**What this task involves**
Reproduce the material word for word; the images stay out.

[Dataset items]
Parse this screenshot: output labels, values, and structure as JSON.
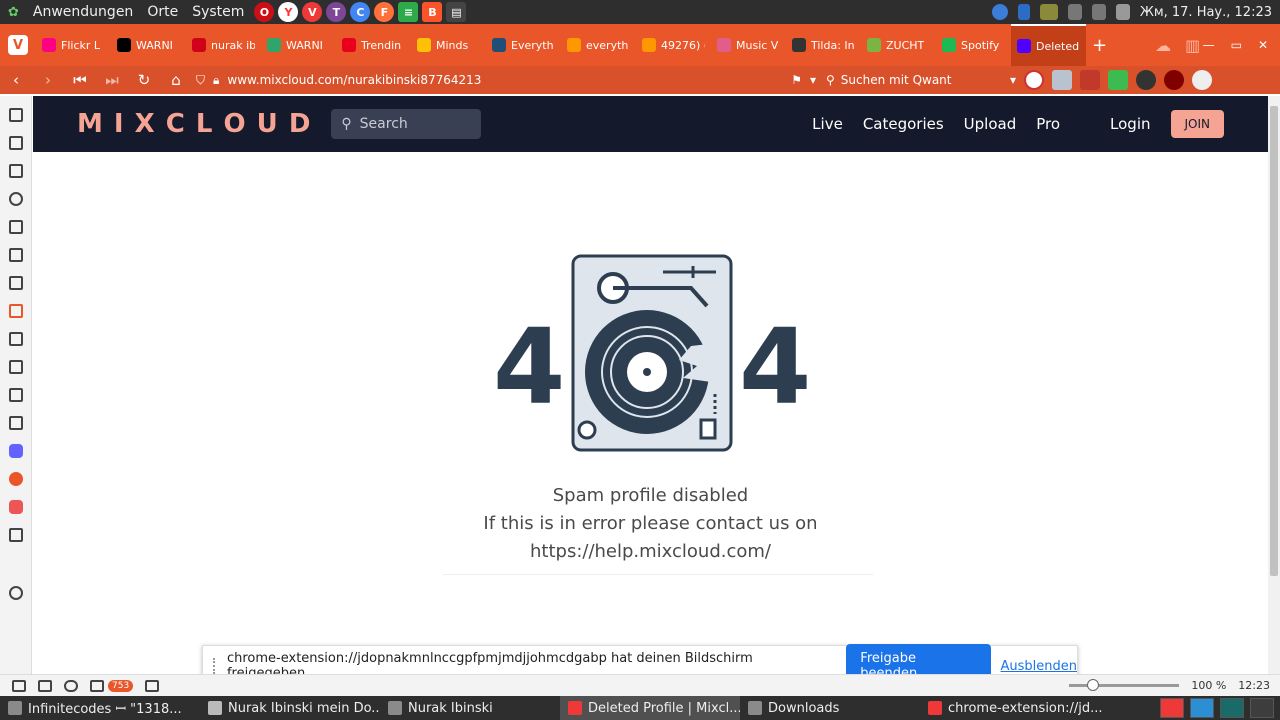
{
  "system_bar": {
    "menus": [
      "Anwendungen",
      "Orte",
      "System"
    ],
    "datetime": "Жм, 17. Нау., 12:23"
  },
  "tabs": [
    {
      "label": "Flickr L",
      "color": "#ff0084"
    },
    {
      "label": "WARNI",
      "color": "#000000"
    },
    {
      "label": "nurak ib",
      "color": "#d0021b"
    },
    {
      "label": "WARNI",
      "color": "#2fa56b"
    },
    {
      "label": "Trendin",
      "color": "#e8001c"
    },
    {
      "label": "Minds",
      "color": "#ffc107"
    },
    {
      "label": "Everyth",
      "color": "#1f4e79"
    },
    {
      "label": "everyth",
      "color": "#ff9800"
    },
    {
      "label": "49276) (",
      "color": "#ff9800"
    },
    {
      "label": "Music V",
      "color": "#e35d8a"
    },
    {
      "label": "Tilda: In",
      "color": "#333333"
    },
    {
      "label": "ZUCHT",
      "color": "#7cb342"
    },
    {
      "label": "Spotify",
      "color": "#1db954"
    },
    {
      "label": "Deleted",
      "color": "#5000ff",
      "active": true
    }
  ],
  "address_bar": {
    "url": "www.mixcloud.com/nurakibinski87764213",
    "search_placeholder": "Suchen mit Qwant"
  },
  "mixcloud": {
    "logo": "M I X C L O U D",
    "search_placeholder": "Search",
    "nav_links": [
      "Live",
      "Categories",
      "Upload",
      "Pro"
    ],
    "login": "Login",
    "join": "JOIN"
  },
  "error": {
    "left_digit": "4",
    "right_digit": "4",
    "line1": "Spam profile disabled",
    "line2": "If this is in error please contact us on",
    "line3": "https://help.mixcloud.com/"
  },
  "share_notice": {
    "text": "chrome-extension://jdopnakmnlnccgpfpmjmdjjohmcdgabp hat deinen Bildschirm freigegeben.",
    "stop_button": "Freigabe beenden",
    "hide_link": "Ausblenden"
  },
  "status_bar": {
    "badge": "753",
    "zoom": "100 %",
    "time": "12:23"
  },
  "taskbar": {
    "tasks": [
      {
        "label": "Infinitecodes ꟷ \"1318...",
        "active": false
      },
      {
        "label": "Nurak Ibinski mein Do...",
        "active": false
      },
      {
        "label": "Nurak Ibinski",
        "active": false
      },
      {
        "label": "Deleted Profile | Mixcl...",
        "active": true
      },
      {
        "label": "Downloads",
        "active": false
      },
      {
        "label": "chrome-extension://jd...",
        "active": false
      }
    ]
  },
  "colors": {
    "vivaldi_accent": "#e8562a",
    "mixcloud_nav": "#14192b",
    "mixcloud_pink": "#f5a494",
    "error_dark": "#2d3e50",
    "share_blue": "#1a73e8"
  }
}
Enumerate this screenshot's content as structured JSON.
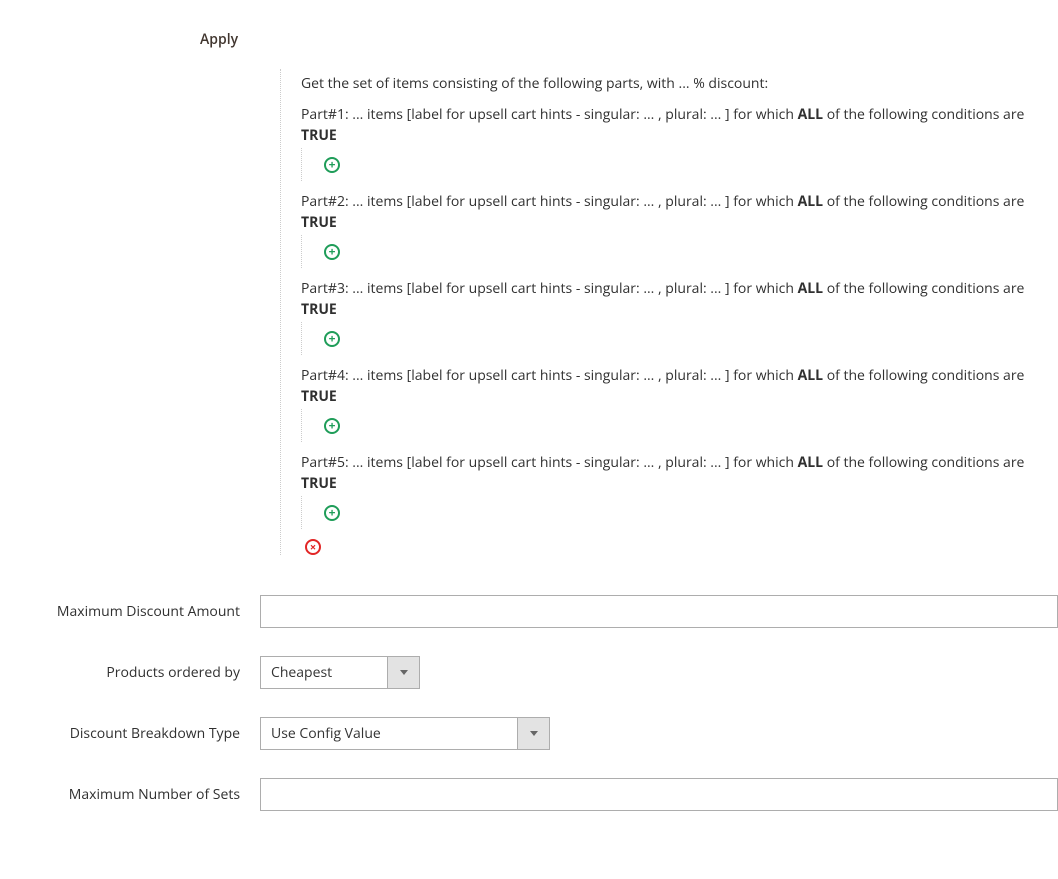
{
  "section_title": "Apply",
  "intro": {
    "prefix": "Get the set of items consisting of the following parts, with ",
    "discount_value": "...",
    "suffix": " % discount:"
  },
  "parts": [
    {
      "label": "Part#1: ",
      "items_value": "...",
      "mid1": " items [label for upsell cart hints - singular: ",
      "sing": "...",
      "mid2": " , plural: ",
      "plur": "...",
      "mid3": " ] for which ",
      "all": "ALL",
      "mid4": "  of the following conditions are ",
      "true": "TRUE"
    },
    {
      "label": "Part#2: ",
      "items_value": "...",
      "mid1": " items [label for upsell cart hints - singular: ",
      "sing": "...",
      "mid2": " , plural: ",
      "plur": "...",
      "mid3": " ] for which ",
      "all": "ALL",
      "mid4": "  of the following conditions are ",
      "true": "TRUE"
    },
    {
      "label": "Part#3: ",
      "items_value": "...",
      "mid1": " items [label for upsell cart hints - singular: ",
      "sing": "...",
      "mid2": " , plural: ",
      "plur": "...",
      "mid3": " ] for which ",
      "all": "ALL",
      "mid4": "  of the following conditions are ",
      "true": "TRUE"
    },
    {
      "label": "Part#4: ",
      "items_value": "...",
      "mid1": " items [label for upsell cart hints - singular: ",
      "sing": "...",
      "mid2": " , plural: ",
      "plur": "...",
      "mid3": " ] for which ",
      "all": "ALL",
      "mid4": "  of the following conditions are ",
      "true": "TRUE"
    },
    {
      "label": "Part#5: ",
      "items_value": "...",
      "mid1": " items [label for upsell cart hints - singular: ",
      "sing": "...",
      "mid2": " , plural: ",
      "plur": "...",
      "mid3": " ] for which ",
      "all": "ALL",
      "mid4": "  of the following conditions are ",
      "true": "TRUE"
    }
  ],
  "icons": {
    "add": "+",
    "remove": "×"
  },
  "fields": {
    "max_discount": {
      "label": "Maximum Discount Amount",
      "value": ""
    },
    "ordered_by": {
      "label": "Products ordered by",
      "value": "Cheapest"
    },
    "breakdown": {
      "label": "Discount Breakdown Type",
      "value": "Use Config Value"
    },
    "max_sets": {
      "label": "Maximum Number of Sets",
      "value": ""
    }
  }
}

**Answer for this exercise**
Parse this screenshot: output labels, values, and structure as JSON.
{
  "system_bar": {
    "menus": [
      "Anwendungen",
      "Orte",
      "System"
    ],
    "datetime": "Жм, 17. Нау., 12:23"
  },
  "tabs": [
    {
      "label": "Flickr L",
      "color": "#ff0084"
    },
    {
      "label": "WARNI",
      "color": "#000000"
    },
    {
      "label": "nurak ib",
      "color": "#d0021b"
    },
    {
      "label": "WARNI",
      "color": "#2fa56b"
    },
    {
      "label": "Trendin",
      "color": "#e8001c"
    },
    {
      "label": "Minds",
      "color": "#ffc107"
    },
    {
      "label": "Everyth",
      "color": "#1f4e79"
    },
    {
      "label": "everyth",
      "color": "#ff9800"
    },
    {
      "label": "49276) (",
      "color": "#ff9800"
    },
    {
      "label": "Music V",
      "color": "#e35d8a"
    },
    {
      "label": "Tilda: In",
      "color": "#333333"
    },
    {
      "label": "ZUCHT",
      "color": "#7cb342"
    },
    {
      "label": "Spotify",
      "color": "#1db954"
    },
    {
      "label": "Deleted",
      "color": "#5000ff",
      "active": true
    }
  ],
  "address_bar": {
    "url": "www.mixcloud.com/nurakibinski87764213",
    "search_placeholder": "Suchen mit Qwant"
  },
  "mixcloud": {
    "logo": "M I X C L O U D",
    "search_placeholder": "Search",
    "nav_links": [
      "Live",
      "Categories",
      "Upload",
      "Pro"
    ],
    "login": "Login",
    "join": "JOIN"
  },
  "error": {
    "left_digit": "4",
    "right_digit": "4",
    "line1": "Spam profile disabled",
    "line2": "If this is in error please contact us on",
    "line3": "https://help.mixcloud.com/"
  },
  "share_notice": {
    "text": "chrome-extension://jdopnakmnlnccgpfpmjmdjjohmcdgabp hat deinen Bildschirm freigegeben.",
    "stop_button": "Freigabe beenden",
    "hide_link": "Ausblenden"
  },
  "status_bar": {
    "badge": "753",
    "zoom": "100 %",
    "time": "12:23"
  },
  "taskbar": {
    "tasks": [
      {
        "label": "Infinitecodes ꟷ \"1318...",
        "active": false
      },
      {
        "label": "Nurak Ibinski mein Do...",
        "active": false
      },
      {
        "label": "Nurak Ibinski",
        "active": false
      },
      {
        "label": "Deleted Profile | Mixcl...",
        "active": true
      },
      {
        "label": "Downloads",
        "active": false
      },
      {
        "label": "chrome-extension://jd...",
        "active": false
      }
    ]
  },
  "colors": {
    "vivaldi_accent": "#e8562a",
    "mixcloud_nav": "#14192b",
    "mixcloud_pink": "#f5a494",
    "error_dark": "#2d3e50",
    "share_blue": "#1a73e8"
  }
}
Enumerate this screenshot's content as structured JSON.
{
  "section_title": "Apply",
  "intro": {
    "prefix": "Get the set of items consisting of the following parts, with ",
    "discount_value": "...",
    "suffix": " % discount:"
  },
  "parts": [
    {
      "label": "Part#1: ",
      "items_value": "...",
      "mid1": " items [label for upsell cart hints - singular: ",
      "sing": "...",
      "mid2": " , plural: ",
      "plur": "...",
      "mid3": " ] for which ",
      "all": "ALL",
      "mid4": "  of the following conditions are ",
      "true": "TRUE"
    },
    {
      "label": "Part#2: ",
      "items_value": "...",
      "mid1": " items [label for upsell cart hints - singular: ",
      "sing": "...",
      "mid2": " , plural: ",
      "plur": "...",
      "mid3": " ] for which ",
      "all": "ALL",
      "mid4": "  of the following conditions are ",
      "true": "TRUE"
    },
    {
      "label": "Part#3: ",
      "items_value": "...",
      "mid1": " items [label for upsell cart hints - singular: ",
      "sing": "...",
      "mid2": " , plural: ",
      "plur": "...",
      "mid3": " ] for which ",
      "all": "ALL",
      "mid4": "  of the following conditions are ",
      "true": "TRUE"
    },
    {
      "label": "Part#4: ",
      "items_value": "...",
      "mid1": " items [label for upsell cart hints - singular: ",
      "sing": "...",
      "mid2": " , plural: ",
      "plur": "...",
      "mid3": " ] for which ",
      "all": "ALL",
      "mid4": "  of the following conditions are ",
      "true": "TRUE"
    },
    {
      "label": "Part#5: ",
      "items_value": "...",
      "mid1": " items [label for upsell cart hints - singular: ",
      "sing": "...",
      "mid2": " , plural: ",
      "plur": "...",
      "mid3": " ] for which ",
      "all": "ALL",
      "mid4": "  of the following conditions are ",
      "true": "TRUE"
    }
  ],
  "icons": {
    "add": "+",
    "remove": "×"
  },
  "fields": {
    "max_discount": {
      "label": "Maximum Discount Amount",
      "value": ""
    },
    "ordered_by": {
      "label": "Products ordered by",
      "value": "Cheapest"
    },
    "breakdown": {
      "label": "Discount Breakdown Type",
      "value": "Use Config Value"
    },
    "max_sets": {
      "label": "Maximum Number of Sets",
      "value": ""
    }
  }
}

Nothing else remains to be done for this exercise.